» **Exercise brief**:
Some lines of these records may hold the word "heading"; state how many, using only the number.
## begin Exercise data
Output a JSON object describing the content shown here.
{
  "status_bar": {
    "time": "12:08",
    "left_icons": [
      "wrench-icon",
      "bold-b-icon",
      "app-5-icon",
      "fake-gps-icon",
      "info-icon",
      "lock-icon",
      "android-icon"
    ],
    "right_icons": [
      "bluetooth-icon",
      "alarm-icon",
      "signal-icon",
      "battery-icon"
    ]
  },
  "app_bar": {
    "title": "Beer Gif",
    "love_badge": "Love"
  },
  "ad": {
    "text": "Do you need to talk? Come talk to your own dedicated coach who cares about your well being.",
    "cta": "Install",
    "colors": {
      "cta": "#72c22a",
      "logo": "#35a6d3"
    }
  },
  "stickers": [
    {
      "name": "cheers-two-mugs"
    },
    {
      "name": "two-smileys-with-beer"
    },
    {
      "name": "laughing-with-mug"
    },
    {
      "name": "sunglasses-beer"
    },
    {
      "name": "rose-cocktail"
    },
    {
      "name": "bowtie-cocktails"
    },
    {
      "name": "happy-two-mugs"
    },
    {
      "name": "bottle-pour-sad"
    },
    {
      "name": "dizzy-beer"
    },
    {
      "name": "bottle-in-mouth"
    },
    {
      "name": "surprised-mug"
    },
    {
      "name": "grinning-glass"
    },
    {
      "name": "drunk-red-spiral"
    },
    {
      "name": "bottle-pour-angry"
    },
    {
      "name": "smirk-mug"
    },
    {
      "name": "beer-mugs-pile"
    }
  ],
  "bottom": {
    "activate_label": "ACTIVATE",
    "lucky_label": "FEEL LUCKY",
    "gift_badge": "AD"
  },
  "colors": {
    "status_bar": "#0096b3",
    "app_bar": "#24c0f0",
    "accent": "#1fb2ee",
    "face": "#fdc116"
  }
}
## end Exercise data
## begin Exercise data
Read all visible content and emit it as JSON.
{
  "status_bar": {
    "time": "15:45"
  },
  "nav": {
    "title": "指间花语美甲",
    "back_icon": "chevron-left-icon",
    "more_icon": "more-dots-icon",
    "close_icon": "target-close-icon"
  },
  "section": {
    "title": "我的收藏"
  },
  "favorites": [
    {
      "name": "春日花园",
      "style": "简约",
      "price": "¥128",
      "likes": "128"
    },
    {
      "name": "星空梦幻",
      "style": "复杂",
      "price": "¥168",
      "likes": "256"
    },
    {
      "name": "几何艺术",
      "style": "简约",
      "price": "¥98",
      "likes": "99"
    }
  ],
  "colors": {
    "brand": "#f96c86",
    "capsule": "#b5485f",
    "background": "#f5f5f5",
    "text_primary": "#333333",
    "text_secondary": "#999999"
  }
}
## end Exercise data
## begin Exercise data
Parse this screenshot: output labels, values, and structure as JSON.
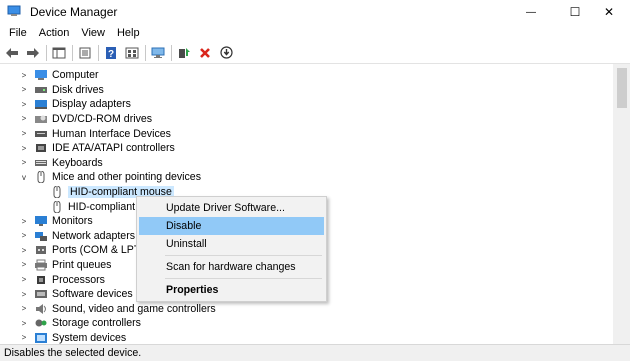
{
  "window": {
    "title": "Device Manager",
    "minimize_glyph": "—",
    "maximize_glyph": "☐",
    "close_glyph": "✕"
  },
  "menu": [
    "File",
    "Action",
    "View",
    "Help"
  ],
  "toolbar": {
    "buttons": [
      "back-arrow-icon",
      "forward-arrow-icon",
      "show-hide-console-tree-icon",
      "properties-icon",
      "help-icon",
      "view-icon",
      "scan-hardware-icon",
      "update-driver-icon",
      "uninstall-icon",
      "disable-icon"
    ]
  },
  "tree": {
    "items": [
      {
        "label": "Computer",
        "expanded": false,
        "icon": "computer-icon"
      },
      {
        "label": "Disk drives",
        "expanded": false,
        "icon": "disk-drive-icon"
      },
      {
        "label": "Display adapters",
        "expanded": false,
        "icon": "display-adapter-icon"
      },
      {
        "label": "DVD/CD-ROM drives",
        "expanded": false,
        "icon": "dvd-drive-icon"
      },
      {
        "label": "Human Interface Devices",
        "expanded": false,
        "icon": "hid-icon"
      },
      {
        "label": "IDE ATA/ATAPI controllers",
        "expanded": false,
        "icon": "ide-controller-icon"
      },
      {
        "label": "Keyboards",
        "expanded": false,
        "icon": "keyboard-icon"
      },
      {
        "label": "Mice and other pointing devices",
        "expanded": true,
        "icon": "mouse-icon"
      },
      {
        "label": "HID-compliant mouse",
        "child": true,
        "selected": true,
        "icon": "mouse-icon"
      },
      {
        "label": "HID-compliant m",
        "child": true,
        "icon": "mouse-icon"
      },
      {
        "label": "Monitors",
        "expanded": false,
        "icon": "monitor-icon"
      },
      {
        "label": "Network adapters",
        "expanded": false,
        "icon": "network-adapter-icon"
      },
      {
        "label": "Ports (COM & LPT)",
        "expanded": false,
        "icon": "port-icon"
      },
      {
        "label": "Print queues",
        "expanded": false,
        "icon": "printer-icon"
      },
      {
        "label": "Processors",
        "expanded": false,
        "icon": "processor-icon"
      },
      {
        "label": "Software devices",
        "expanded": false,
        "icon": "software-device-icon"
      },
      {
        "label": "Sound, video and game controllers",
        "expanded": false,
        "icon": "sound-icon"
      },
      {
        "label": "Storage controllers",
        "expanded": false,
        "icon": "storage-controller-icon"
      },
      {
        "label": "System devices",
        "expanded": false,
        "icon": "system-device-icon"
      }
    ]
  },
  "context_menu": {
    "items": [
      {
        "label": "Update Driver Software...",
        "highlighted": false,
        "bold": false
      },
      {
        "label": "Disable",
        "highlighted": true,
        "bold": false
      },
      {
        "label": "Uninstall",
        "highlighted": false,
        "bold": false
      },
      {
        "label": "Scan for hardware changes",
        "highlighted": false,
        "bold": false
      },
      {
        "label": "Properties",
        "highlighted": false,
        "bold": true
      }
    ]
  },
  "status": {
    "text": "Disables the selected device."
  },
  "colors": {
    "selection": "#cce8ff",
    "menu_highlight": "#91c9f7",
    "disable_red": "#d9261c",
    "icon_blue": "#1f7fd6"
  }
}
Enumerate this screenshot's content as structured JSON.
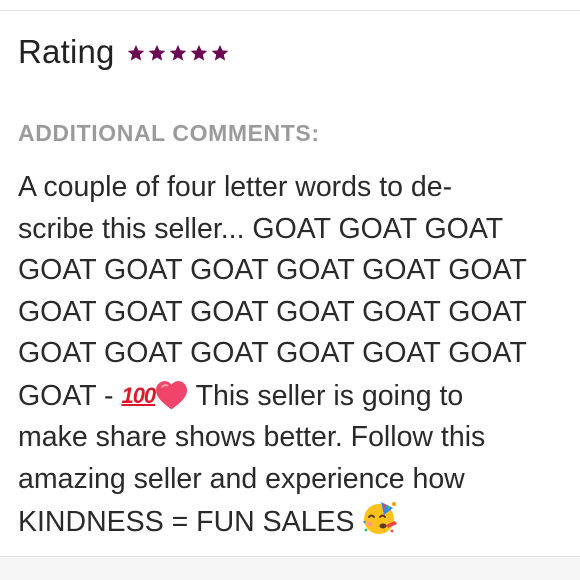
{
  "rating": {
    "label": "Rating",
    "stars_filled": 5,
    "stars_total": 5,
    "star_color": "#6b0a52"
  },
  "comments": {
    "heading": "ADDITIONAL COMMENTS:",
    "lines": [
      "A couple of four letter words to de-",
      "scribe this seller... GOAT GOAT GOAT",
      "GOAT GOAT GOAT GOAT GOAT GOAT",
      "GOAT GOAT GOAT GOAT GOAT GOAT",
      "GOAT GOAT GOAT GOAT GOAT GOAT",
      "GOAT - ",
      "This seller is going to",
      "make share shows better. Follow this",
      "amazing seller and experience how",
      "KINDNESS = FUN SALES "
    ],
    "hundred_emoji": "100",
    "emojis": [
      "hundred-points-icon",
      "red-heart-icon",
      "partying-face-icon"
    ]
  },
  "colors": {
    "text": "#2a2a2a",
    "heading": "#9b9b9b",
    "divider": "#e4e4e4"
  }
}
## end Exercise data
» **Task output**:
2